TEXT SHOWN:
^^^^^^^^^^^^^^^^
Resolution #2 for Husbands: Take a Weekend Away With a Woman Who Isn't a Stressed-Out Mom
Barrett: If you are married to a stressed-out mom, it's probably because that's where she lives 24/7. Your wife is often physically tired and emotionally drained. She will stay that way until you do something drastic to remind her that she's still the lover and friend that first captured your heart so long ago.
When Jenifer and I are caught up in the craziness of life and are not connecting as a couple, one of our go-to solutions is to plan a night or a weekend away. Priceline and VRBO are great resources. It's our way of remembering why we fell in love in the first place.
Breaking the monotony and discovering someplace new together enables us to discover each other again. When I initiate this and put it on the calendar six weeks out, it gives us both something to look forward to. It's not as expensive as you think, and the payoff is enormous. Early in 2015, resolve to "enjoy the wife of your youth" by taking the mother of your kids away for some quality time together.
Resolution #2 for Wives: Trade in Your Dull Husband for a More Energized One
Jenifer: When Barrett's temperament seems melancholy or he seems unmotivated in our relationship, I am amazed at how easily I can energize him with affirming words. When I show him respect and build him up in practical ways, he comes alive. Watching my daughters interact with the young men in their lives, I am reminded of just how much every guy needs that.
From the littlest boy to the most mature senior adult, respect is the air that men breathe. If your natural tendency is to criticize his character or undermine his leadership, his heart will suffer and so will your marriage. In contrast, when you resolve to bless your husband with sincere admiration and appreciation, he will truly come alive."
Resolution #3 for Husbands: Be Okay With the Fact That The Woman You Are With Is Very Different Than the One You Married
Barrett: Over 25 years of marriage, Jenifer has evolved and changed in a million different ways. At times it can be frustrating trying to keep up with the woman she is becoming. The reality is that you married a moving target. And that's OK.
As a relatively static man married to an ever-changing woman, you have to put on your big-boy pants and adjust. You have to realize that her dynamic movement through the different stages of life is what keeps her interesting and keeps you dependent upon God for help. Resolve to be curious of where she is in life and be committed to learning what she needs most from you.
Resolution #3 for Wives: Realize that You Might Need to Start Your Marriage Over Again
Jenifer: You have to admit that there are likely seasons in every marriage when your anger and bitterness toward your husband makes you want to begin again. You can do that by trading in your husband for a new one (which is very complicated and expensive and comes with generational implications) or by forgiving the one you have. Grudges can lead to bitterness, and your husband feels it.
If you live that way long enough you will drive him away and burn yourself up from the inside out. When I have felt that way about Barrett, the only thing that resolved it was forgiveness. In those moments, I have to make the choice to forgive, even when my emotions don't feel like it.
Make no mistake: It is never easy, and God has to do a fresh work in my heart. But Hedoes do it. The huge blessing comes in the days afterward as my emotions catch up to my obedience. Offering undeserved forgiveness to my husband models exactly what Christ did for me. It changes everything. Perhaps your New Year's resolution should be to graciously hit the "reset button" in your marriage.
Start 2015 by Reflecting on the Good Things of 2014
As one year ends and another begins, we tend to focus on our regrets. We think: "I have to resolve to get this thing right next year because I didn't measure up last year." Resolutions are great, but don't forget to take time to reflect on the good things from last year. Focus on the wins. Celebrate how your kids have grown and changed. Praise God for His faithfulness. Mountaintop moments are awesome, but the reality is that life is lived out in a million little steps forward.
End this year with a celebration of how far God has taken you. Then commit yourself to being the husband or wife or parent that only God can create in you. Depend on His enabling power and make a few realistic resolutions to bring some fresh, new life to your marriage.
^^^^^^^^^^^^^^^^
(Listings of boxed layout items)
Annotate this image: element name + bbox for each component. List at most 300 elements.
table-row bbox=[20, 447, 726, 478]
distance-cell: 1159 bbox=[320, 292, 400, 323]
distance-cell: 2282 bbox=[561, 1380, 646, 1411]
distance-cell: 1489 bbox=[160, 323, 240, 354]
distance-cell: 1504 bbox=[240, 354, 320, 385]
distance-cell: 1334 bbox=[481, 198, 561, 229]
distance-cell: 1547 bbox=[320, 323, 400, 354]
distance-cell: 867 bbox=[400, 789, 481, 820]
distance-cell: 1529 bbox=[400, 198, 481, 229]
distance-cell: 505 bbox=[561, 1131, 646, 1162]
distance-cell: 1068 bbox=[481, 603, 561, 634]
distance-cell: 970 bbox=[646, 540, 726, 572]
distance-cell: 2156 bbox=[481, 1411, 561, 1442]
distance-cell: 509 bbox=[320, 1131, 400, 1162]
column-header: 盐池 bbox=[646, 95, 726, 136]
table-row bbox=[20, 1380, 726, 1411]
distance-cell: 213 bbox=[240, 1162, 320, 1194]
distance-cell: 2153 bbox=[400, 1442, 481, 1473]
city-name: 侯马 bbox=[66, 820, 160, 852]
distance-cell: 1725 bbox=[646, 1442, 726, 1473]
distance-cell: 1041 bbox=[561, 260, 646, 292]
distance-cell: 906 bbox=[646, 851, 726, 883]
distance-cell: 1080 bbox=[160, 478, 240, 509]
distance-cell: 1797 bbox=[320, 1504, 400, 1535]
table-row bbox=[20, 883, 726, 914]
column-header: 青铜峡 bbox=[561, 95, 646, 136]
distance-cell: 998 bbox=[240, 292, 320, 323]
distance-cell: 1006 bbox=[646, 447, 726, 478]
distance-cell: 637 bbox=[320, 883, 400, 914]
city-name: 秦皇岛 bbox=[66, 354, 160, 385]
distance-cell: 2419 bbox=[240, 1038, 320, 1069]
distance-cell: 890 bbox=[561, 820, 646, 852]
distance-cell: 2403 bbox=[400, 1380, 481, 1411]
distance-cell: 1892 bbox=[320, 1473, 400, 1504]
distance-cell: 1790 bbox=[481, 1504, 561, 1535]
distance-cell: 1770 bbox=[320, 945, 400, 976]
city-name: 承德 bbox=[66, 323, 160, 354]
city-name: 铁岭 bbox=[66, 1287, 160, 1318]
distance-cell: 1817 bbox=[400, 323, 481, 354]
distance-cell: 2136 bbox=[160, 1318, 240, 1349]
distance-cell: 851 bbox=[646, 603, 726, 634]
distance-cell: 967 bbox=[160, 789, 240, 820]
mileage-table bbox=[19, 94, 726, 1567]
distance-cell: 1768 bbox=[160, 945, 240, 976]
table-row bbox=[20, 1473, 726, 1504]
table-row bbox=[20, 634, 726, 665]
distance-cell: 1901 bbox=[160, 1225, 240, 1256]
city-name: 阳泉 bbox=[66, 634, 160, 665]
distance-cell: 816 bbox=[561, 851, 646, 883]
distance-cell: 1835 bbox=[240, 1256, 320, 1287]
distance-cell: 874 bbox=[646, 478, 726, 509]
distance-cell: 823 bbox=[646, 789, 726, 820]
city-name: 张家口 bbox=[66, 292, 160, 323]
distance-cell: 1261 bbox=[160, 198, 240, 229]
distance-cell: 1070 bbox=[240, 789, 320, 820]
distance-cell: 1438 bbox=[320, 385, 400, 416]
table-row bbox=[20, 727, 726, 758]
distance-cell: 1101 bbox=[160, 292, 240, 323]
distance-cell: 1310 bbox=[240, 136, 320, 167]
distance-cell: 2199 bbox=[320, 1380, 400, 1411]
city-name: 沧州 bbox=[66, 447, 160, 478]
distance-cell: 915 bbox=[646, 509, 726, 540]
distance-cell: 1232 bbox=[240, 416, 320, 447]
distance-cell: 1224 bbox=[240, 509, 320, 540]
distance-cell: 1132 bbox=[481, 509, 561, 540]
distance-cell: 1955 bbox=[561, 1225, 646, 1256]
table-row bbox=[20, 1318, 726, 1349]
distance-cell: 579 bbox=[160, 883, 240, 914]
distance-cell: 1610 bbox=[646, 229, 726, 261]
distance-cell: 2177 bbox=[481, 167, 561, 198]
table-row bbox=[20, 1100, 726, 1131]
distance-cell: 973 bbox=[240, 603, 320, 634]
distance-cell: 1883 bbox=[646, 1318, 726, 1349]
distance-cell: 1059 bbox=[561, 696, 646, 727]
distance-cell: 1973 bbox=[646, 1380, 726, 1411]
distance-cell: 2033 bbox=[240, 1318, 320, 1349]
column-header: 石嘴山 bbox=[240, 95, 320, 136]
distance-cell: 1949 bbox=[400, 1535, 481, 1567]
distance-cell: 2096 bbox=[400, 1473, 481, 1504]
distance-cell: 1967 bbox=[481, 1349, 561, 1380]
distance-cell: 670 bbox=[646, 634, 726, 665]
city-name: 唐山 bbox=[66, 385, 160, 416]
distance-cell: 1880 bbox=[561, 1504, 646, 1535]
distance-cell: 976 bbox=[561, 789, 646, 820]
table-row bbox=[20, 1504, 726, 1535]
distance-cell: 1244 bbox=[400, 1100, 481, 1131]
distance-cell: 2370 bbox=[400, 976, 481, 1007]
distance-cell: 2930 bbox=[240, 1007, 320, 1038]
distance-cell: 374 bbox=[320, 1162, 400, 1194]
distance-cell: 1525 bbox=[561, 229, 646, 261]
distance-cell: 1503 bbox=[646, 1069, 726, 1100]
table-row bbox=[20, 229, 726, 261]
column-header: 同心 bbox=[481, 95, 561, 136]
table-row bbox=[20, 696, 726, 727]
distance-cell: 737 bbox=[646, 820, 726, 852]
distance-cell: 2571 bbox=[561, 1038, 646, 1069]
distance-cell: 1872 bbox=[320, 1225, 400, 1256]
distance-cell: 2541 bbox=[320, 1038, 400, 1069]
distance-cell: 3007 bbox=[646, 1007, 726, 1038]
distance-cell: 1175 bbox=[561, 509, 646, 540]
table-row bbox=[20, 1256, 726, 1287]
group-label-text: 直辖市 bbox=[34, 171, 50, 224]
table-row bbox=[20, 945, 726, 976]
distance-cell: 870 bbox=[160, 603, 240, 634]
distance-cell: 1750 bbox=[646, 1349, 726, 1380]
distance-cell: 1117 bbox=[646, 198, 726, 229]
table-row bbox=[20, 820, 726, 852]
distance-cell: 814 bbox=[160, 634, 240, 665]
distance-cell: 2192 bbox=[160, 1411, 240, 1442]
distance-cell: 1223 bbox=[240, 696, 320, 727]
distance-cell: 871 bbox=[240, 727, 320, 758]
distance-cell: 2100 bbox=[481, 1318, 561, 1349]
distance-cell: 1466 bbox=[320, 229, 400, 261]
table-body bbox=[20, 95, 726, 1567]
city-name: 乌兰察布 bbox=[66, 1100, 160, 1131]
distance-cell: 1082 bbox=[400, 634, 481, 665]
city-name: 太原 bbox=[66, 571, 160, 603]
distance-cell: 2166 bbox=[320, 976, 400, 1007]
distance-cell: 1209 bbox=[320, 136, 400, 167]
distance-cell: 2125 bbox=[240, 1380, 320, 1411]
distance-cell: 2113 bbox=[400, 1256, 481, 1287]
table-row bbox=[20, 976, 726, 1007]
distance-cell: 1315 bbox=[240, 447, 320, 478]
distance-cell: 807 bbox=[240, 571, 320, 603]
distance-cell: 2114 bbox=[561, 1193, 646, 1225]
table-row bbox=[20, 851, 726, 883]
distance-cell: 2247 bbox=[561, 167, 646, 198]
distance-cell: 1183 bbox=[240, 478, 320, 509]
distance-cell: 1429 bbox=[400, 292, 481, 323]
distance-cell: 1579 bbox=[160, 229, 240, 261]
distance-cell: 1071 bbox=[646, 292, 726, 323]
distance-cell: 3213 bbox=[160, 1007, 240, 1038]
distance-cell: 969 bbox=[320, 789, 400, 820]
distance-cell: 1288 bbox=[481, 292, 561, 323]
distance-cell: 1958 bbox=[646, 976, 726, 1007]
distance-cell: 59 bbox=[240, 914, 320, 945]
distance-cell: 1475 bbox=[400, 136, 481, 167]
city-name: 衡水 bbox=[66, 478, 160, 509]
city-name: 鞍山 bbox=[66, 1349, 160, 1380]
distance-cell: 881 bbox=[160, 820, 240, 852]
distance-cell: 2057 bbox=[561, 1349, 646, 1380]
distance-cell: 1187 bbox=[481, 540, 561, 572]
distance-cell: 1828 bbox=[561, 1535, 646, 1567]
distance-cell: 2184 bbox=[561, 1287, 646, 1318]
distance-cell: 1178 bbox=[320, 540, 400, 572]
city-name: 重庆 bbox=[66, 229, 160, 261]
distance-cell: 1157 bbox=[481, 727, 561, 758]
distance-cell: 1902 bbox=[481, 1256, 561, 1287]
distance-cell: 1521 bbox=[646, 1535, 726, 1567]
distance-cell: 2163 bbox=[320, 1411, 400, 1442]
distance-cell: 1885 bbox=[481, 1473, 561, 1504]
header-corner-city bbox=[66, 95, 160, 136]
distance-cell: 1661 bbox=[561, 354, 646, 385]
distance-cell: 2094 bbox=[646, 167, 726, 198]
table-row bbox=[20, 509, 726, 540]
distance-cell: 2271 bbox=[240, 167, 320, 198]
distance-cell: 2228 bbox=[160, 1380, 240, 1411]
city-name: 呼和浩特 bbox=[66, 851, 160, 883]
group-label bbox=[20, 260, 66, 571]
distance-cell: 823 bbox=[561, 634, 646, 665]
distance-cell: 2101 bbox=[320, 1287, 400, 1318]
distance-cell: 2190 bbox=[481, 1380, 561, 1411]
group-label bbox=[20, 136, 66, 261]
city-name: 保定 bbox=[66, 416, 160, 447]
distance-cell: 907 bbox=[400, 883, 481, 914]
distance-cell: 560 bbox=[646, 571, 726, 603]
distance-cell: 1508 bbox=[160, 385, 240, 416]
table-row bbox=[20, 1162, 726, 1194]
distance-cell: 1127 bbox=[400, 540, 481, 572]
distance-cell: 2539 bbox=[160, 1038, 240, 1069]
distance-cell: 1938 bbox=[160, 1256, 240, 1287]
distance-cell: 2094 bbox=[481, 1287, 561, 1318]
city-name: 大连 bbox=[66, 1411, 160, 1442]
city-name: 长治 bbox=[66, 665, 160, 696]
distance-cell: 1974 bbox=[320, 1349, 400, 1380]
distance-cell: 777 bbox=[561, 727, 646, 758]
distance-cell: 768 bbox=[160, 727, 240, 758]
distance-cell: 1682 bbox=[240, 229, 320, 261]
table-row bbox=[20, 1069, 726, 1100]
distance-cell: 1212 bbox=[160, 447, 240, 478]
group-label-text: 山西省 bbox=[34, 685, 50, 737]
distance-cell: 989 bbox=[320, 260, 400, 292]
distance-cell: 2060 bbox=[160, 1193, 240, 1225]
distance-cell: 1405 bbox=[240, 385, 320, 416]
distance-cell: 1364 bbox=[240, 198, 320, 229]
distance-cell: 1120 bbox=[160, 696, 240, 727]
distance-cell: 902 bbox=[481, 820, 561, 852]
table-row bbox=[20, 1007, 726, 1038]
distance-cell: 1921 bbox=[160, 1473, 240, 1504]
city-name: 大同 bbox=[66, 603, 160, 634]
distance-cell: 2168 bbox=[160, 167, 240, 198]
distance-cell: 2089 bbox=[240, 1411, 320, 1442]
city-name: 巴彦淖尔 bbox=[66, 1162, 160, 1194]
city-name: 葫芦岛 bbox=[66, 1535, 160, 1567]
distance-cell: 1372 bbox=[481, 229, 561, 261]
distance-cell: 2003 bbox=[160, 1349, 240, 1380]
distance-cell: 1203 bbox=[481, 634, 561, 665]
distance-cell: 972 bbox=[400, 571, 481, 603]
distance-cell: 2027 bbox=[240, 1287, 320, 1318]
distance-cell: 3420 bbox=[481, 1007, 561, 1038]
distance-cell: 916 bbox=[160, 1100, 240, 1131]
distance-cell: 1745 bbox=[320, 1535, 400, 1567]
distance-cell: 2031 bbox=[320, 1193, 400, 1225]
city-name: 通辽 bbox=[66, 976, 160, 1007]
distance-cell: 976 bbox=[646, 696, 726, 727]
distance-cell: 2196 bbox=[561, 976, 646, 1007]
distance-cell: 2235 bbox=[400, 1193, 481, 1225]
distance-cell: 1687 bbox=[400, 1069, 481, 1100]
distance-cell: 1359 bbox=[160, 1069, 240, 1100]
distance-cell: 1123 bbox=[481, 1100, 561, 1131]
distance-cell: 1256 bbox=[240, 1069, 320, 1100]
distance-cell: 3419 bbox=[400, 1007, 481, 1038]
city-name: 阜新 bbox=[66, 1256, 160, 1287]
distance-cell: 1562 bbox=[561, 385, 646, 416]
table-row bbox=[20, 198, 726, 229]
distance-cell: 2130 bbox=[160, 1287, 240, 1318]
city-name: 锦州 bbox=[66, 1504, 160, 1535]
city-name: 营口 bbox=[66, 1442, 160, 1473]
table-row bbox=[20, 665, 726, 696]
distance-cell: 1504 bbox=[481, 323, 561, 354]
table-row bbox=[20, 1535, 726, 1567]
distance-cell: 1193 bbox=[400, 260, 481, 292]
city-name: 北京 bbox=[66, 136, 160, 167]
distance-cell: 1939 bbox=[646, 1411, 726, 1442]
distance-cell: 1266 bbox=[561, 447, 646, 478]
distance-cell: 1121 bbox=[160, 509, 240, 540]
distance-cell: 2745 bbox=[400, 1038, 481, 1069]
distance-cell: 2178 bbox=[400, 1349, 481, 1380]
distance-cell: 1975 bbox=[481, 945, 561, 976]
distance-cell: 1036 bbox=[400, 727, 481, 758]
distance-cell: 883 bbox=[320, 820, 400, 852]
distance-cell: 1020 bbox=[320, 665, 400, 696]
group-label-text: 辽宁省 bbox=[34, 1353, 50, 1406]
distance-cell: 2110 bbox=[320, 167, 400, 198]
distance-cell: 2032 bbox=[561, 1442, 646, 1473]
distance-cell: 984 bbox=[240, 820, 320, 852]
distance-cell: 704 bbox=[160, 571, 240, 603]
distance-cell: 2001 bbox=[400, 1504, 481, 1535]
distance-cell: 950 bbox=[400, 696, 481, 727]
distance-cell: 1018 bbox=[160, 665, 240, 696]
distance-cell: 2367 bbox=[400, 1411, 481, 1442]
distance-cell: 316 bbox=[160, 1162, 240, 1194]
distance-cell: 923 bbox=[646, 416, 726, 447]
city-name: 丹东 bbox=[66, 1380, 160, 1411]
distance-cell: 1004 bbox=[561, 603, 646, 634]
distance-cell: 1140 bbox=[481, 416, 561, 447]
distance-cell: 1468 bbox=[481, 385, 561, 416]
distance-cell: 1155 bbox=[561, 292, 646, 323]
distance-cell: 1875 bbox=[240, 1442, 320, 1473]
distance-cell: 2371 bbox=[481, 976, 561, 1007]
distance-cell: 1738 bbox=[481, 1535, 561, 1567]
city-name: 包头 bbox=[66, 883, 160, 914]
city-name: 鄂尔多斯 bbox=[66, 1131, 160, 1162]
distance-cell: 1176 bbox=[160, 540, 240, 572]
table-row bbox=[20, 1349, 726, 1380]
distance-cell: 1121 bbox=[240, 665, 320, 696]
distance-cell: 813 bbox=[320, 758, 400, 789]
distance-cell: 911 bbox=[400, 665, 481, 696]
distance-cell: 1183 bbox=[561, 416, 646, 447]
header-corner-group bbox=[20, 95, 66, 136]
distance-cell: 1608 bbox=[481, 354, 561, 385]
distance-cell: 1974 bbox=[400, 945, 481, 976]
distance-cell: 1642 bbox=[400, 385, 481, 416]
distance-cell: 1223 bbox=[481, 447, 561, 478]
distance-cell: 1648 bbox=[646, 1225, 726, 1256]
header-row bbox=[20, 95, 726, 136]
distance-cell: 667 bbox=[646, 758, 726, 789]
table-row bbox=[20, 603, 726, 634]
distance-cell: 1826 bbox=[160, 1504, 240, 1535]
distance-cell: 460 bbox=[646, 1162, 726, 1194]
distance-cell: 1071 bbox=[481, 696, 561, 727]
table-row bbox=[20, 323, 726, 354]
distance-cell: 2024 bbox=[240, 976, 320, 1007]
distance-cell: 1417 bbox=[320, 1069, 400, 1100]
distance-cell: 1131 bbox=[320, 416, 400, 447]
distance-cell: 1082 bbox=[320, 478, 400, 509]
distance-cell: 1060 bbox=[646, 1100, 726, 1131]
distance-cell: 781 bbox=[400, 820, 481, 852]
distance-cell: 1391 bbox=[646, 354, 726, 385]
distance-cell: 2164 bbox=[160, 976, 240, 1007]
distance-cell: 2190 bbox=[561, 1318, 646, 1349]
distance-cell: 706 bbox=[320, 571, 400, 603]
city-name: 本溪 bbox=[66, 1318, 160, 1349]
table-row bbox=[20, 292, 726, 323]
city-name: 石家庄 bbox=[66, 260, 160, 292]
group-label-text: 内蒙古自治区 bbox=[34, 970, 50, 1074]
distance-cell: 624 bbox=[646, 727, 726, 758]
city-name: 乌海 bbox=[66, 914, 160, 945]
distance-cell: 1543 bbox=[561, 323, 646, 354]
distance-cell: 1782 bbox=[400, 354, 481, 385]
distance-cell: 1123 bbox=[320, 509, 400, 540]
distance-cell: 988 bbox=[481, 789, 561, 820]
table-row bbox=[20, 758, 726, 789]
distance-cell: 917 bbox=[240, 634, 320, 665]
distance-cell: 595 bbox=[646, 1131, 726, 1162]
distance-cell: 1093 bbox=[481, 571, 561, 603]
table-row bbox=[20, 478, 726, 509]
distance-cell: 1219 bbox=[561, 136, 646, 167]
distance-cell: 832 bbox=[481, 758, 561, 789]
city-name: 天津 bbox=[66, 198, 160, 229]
^^^^^^^^^^^^^^^^
JOB:
Can you copy the passage of the marriage resolutions text from "From the littlest" to "And that's OK." word for word?

SOLUTION TO THE PROBLEM:
From the littlest boy to the most mature senior adult, respect is the air that men breathe. If your natural tendency is to criticize his character or undermine his leadership, his heart will suffer and so will your marriage. In contrast, when you resolve to bless your husband with sincere admiration and appreciation, he will truly come alive."
Resolution #3 for Husbands: Be Okay With the Fact That The Woman You Are With Is Very Different Than the One You Married
Barrett: Over 25 years of marriage, Jenifer has evolved and changed in a million different ways. At times it can be frustrating trying to keep up with the woman she is becoming. The reality is that you married a moving target. And that's OK.